───── Extracted records

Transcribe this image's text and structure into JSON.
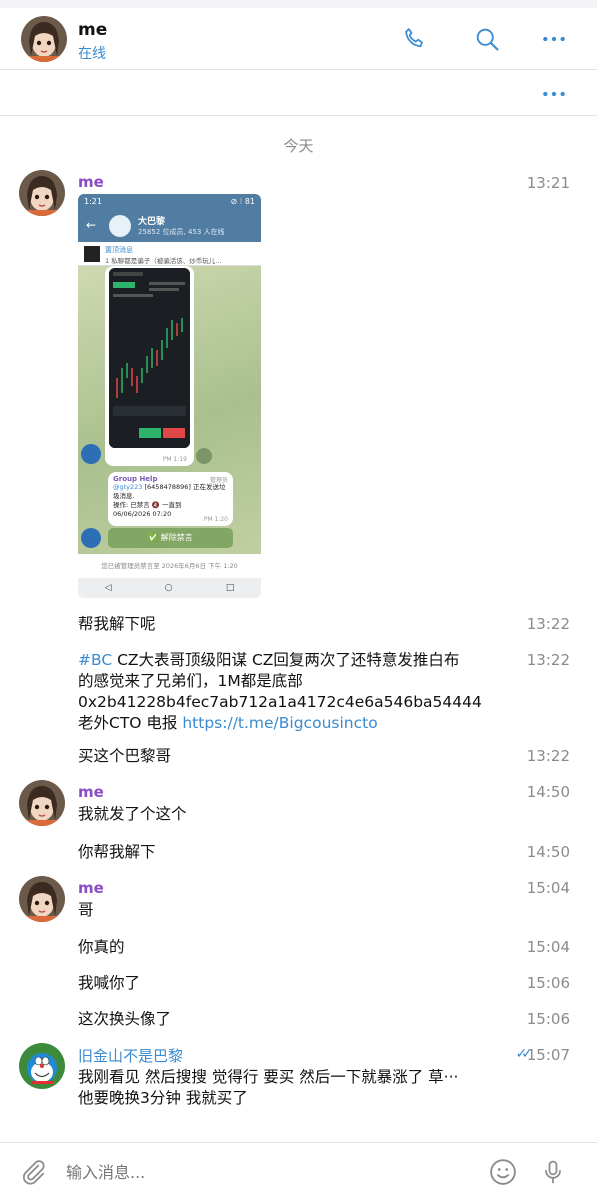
{
  "header": {
    "title": "me",
    "status": "在线",
    "call_icon": "phone-icon",
    "search_icon": "search-icon",
    "menu_icon": "more-icon"
  },
  "subbar": {
    "menu_icon": "more-icon"
  },
  "date_separator": "今天",
  "messages": [
    {
      "sender": "me",
      "time": "13:21",
      "type": "image"
    },
    {
      "text": "帮我解下呢",
      "time": "13:22"
    },
    {
      "hashtag": "#BC",
      "text_line1": " CZ大表哥顶级阳谋 CZ回复两次了还特意发推白布",
      "text_line2": "的感觉来了兄弟们，1M都是底部",
      "text_line3": "0x2b41228b4fec7ab712a1a4172c4e6a546ba54444",
      "text_line4_prefix": "老外CTO 电报 ",
      "link": "https://t.me/Bigcousincto",
      "time": "13:22"
    },
    {
      "text": "买这个巴黎哥",
      "time": "13:22"
    },
    {
      "sender": "me",
      "text": "我就发了个这个",
      "time": "14:50"
    },
    {
      "text": "你帮我解下",
      "time": "14:50"
    },
    {
      "sender": "me",
      "text": "哥",
      "time": "15:04"
    },
    {
      "text": "你真的",
      "time": "15:04"
    },
    {
      "text": "我喊你了",
      "time": "15:06"
    },
    {
      "text": "这次换头像了",
      "time": "15:06"
    },
    {
      "sender": "旧金山不是巴黎",
      "line1": "我刚看见 然后搜搜 觉得行 要买 然后一下就暴涨了 草···",
      "line2": "他要晚换3分钟 我就买了",
      "time": "15:07",
      "status": "read"
    }
  ],
  "screenshot": {
    "status_time": "1:21",
    "status_right": "⊘ ⁝ 81",
    "group_name": "大巴黎",
    "group_sub": "25852 位成员, 453 人在线",
    "pinned_title": "置顶消息",
    "pinned_text": "1 私聊都是骗子（被骗活该、炒币玩儿...",
    "msg_time1": "PM 1:19",
    "bot_name": "Group Help",
    "bot_admin": "管理员",
    "bot_user": "@gty223",
    "bot_text1": " [6458478896] 正在发送垃圾消息.",
    "bot_text2": "操作:  已禁言 🔇 一直到",
    "bot_text3": "06/06/2026 07:20",
    "msg_time2": "PM 1:20",
    "unban_label": "✅ 解除禁言",
    "footer": "您已被管理员禁言至 2026年6月6日 下午 1:20",
    "nav": [
      "◁",
      "○",
      "□"
    ]
  },
  "composer": {
    "placeholder": "输入消息...",
    "attach_icon": "paperclip-icon",
    "emoji_icon": "emoji-icon",
    "mic_icon": "microphone-icon"
  },
  "colors": {
    "accent": "#3a8bd0",
    "sender_purple": "#8a4cc7",
    "time_gray": "#8b8b8b"
  }
}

──────────

• [Written exercise] Repeat each record exactly, with the pictures left out.

• [Reply]
Transcribe this image's text and structure into JSON.
{
  "header": {
    "title": "me",
    "status": "在线",
    "call_icon": "phone-icon",
    "search_icon": "search-icon",
    "menu_icon": "more-icon"
  },
  "subbar": {
    "menu_icon": "more-icon"
  },
  "date_separator": "今天",
  "messages": [
    {
      "sender": "me",
      "time": "13:21",
      "type": "image"
    },
    {
      "text": "帮我解下呢",
      "time": "13:22"
    },
    {
      "hashtag": "#BC",
      "text_line1": " CZ大表哥顶级阳谋 CZ回复两次了还特意发推白布",
      "text_line2": "的感觉来了兄弟们，1M都是底部",
      "text_line3": "0x2b41228b4fec7ab712a1a4172c4e6a546ba54444",
      "text_line4_prefix": "老外CTO 电报 ",
      "link": "https://t.me/Bigcousincto",
      "time": "13:22"
    },
    {
      "text": "买这个巴黎哥",
      "time": "13:22"
    },
    {
      "sender": "me",
      "text": "我就发了个这个",
      "time": "14:50"
    },
    {
      "text": "你帮我解下",
      "time": "14:50"
    },
    {
      "sender": "me",
      "text": "哥",
      "time": "15:04"
    },
    {
      "text": "你真的",
      "time": "15:04"
    },
    {
      "text": "我喊你了",
      "time": "15:06"
    },
    {
      "text": "这次换头像了",
      "time": "15:06"
    },
    {
      "sender": "旧金山不是巴黎",
      "line1": "我刚看见 然后搜搜 觉得行 要买 然后一下就暴涨了 草···",
      "line2": "他要晚换3分钟 我就买了",
      "time": "15:07",
      "status": "read"
    }
  ],
  "screenshot": {
    "status_time": "1:21",
    "status_right": "⊘ ⁝ 81",
    "group_name": "大巴黎",
    "group_sub": "25852 位成员, 453 人在线",
    "pinned_title": "置顶消息",
    "pinned_text": "1 私聊都是骗子（被骗活该、炒币玩儿...",
    "msg_time1": "PM 1:19",
    "bot_name": "Group Help",
    "bot_admin": "管理员",
    "bot_user": "@gty223",
    "bot_text1": " [6458478896] 正在发送垃圾消息.",
    "bot_text2": "操作:  已禁言 🔇 一直到",
    "bot_text3": "06/06/2026 07:20",
    "msg_time2": "PM 1:20",
    "unban_label": "✅ 解除禁言",
    "footer": "您已被管理员禁言至 2026年6月6日 下午 1:20",
    "nav": [
      "◁",
      "○",
      "□"
    ]
  },
  "composer": {
    "placeholder": "输入消息...",
    "attach_icon": "paperclip-icon",
    "emoji_icon": "emoji-icon",
    "mic_icon": "microphone-icon"
  },
  "colors": {
    "accent": "#3a8bd0",
    "sender_purple": "#8a4cc7",
    "time_gray": "#8b8b8b"
  }
}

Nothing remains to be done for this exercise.